* [Short problem]:
Extract the lines that hold the string "xlabel".

* [Task material]:
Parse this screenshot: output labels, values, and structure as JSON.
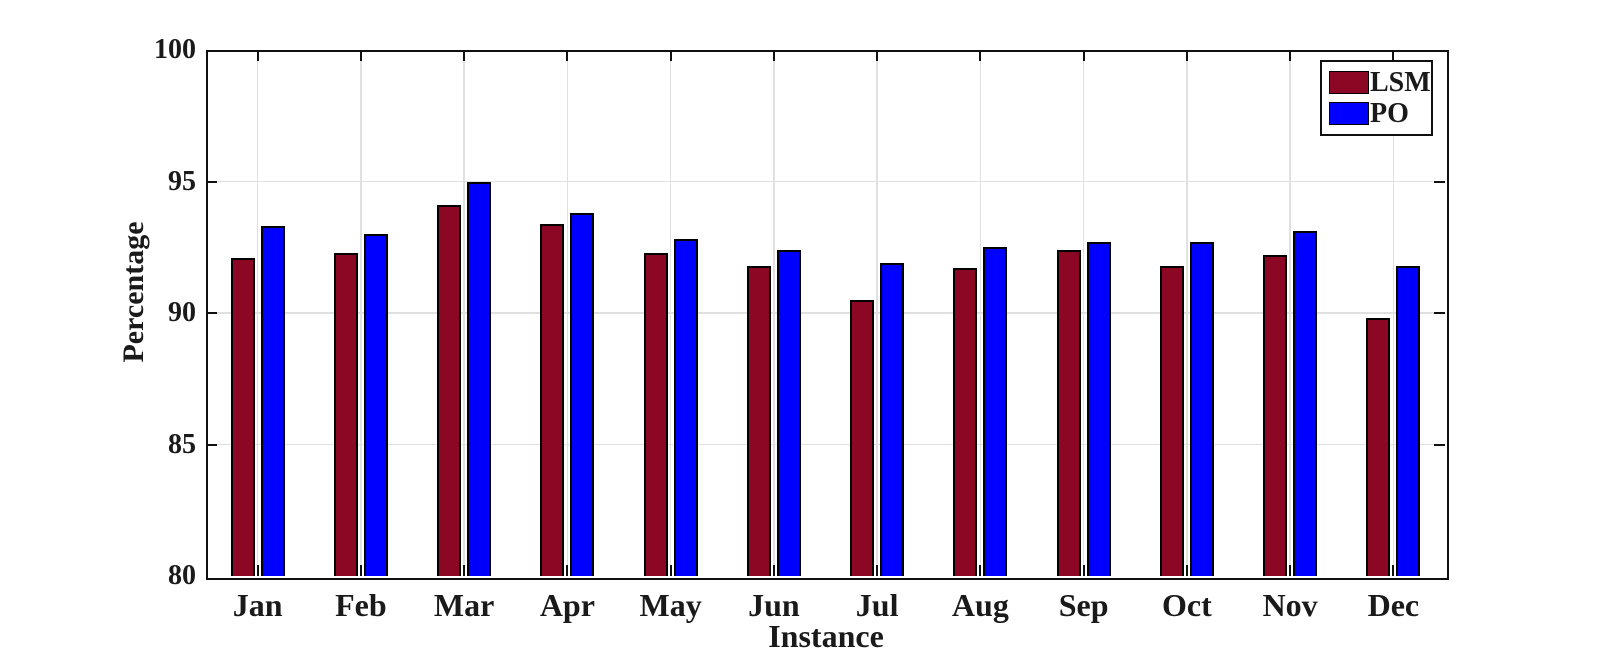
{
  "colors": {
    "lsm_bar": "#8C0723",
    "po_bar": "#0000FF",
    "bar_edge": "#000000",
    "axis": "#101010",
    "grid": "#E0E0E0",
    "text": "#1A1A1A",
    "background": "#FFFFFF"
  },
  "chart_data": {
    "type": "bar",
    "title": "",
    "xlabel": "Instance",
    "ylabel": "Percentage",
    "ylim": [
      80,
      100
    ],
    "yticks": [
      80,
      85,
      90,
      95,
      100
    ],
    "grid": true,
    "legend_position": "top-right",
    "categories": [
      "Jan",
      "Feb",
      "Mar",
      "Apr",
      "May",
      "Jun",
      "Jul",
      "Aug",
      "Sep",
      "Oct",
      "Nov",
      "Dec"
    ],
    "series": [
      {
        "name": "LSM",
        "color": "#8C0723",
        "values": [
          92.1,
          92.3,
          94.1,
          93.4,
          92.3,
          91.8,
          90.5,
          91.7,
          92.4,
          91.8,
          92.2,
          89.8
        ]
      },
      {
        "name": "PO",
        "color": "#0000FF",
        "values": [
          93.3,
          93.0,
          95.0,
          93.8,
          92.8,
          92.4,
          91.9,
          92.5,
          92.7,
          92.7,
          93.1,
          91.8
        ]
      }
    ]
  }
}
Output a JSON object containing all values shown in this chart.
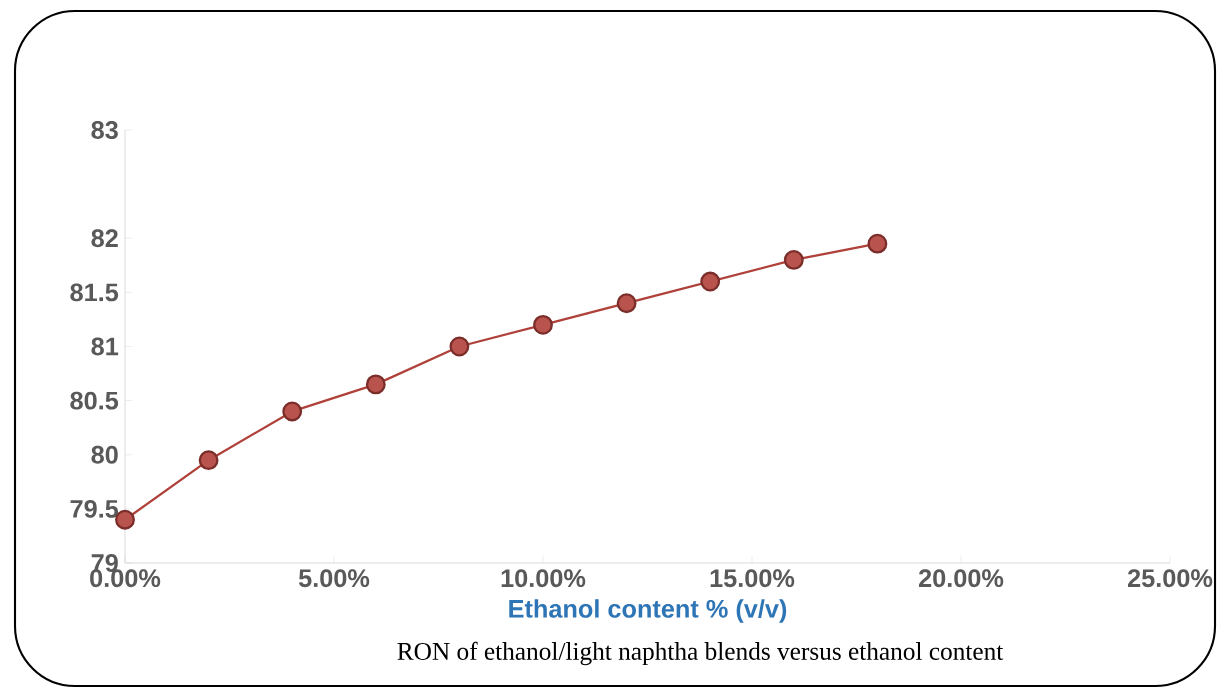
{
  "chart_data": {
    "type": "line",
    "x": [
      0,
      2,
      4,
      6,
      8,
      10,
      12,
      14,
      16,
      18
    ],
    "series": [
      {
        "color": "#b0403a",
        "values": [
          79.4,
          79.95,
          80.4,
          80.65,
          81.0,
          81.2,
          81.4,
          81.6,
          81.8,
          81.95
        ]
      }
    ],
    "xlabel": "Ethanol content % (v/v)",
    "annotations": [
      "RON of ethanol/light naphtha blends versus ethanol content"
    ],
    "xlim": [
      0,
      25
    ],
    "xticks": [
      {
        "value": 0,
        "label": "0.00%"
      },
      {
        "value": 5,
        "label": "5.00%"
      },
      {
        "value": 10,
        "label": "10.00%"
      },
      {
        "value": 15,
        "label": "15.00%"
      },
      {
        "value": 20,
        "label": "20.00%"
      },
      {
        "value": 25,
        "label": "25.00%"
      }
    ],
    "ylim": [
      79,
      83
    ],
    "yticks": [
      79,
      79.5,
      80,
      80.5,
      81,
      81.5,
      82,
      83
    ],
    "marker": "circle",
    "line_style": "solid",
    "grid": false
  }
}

...

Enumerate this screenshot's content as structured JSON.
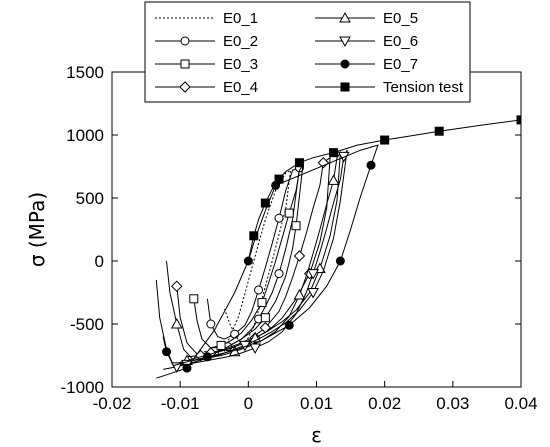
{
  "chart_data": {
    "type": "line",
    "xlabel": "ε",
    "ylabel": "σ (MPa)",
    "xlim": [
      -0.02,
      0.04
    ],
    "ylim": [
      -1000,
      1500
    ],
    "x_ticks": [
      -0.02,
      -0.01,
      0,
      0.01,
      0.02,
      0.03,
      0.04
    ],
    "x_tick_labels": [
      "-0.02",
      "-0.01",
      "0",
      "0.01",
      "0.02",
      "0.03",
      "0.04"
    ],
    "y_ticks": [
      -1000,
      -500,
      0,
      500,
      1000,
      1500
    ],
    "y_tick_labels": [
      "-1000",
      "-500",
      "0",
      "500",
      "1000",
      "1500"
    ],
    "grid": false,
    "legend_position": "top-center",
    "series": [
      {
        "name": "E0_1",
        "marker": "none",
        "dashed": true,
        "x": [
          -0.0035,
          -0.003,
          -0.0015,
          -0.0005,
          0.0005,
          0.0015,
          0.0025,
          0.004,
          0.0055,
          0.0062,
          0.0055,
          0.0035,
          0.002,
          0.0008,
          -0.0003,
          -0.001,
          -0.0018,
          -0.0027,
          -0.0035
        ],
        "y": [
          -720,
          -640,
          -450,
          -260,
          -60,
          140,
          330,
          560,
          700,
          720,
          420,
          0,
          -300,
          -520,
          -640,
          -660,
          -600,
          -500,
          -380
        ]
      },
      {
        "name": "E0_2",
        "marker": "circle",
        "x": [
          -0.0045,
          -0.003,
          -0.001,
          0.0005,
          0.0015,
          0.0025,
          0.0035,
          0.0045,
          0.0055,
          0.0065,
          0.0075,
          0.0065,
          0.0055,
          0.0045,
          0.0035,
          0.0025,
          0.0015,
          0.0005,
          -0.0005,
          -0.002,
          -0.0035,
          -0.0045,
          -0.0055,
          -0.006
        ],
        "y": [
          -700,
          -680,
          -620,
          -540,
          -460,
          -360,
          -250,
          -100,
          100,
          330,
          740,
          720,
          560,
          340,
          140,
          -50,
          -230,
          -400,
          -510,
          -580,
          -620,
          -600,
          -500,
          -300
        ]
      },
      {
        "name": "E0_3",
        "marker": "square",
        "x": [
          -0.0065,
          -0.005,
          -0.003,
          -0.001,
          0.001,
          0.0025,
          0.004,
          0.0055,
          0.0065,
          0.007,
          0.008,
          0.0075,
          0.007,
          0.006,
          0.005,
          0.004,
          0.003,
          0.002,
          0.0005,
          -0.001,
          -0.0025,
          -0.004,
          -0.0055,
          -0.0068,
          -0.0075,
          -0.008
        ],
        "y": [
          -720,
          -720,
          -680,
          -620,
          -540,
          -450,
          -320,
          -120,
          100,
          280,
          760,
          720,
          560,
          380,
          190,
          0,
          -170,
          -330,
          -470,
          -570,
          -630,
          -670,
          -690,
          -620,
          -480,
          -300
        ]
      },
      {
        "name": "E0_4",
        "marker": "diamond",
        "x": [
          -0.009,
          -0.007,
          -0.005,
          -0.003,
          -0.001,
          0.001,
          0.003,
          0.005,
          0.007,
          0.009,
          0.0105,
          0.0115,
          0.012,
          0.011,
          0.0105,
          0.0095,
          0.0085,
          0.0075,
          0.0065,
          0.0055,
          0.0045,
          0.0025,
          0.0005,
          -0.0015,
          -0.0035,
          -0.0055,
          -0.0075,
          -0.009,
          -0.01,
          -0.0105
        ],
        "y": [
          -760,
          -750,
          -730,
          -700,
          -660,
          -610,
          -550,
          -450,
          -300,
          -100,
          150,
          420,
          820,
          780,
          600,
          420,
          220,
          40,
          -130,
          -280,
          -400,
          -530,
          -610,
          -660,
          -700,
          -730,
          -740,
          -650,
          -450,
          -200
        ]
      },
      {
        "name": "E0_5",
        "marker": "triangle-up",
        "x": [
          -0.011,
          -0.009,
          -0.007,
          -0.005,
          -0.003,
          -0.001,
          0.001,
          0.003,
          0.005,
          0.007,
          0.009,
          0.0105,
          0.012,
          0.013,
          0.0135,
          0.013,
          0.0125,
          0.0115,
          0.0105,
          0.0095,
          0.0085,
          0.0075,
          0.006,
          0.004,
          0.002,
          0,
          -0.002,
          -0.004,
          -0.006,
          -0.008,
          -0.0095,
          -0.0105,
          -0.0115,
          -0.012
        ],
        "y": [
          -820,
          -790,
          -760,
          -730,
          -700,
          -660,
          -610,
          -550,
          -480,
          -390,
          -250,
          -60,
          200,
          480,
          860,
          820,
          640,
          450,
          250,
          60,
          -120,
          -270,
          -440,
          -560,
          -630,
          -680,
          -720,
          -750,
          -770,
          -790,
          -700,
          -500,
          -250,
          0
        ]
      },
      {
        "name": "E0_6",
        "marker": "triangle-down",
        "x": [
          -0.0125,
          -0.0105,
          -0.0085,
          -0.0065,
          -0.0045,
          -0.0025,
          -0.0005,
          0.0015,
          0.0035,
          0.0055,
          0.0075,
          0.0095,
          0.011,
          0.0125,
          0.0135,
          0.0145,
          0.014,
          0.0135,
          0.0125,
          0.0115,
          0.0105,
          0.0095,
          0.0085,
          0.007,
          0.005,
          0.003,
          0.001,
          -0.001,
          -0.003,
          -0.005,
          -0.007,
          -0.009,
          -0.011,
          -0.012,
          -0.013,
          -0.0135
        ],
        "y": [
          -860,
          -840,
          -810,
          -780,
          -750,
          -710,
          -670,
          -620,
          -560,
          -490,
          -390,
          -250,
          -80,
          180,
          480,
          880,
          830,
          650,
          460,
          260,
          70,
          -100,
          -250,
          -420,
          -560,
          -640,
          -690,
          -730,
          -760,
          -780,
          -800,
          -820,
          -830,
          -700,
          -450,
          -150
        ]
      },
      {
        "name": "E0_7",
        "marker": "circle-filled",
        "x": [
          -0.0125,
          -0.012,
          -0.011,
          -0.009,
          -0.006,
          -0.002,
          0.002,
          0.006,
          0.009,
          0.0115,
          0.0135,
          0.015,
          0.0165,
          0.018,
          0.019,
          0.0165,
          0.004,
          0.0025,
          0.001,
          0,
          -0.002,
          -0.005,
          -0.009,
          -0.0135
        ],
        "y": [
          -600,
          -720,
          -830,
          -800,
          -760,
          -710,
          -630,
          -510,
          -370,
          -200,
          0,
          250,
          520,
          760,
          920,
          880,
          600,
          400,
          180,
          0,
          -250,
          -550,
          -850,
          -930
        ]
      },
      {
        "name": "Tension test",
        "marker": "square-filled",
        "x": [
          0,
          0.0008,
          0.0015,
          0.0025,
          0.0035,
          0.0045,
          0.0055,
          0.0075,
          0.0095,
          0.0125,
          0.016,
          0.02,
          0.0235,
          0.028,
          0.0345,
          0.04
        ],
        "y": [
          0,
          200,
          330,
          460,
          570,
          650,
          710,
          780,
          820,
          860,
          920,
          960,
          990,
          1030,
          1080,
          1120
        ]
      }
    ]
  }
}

* [Result for this task]:
    "xlabel": "Instance",
    "xlabel": "Ethanol content % (v/v)",
    "xlabel": "ε",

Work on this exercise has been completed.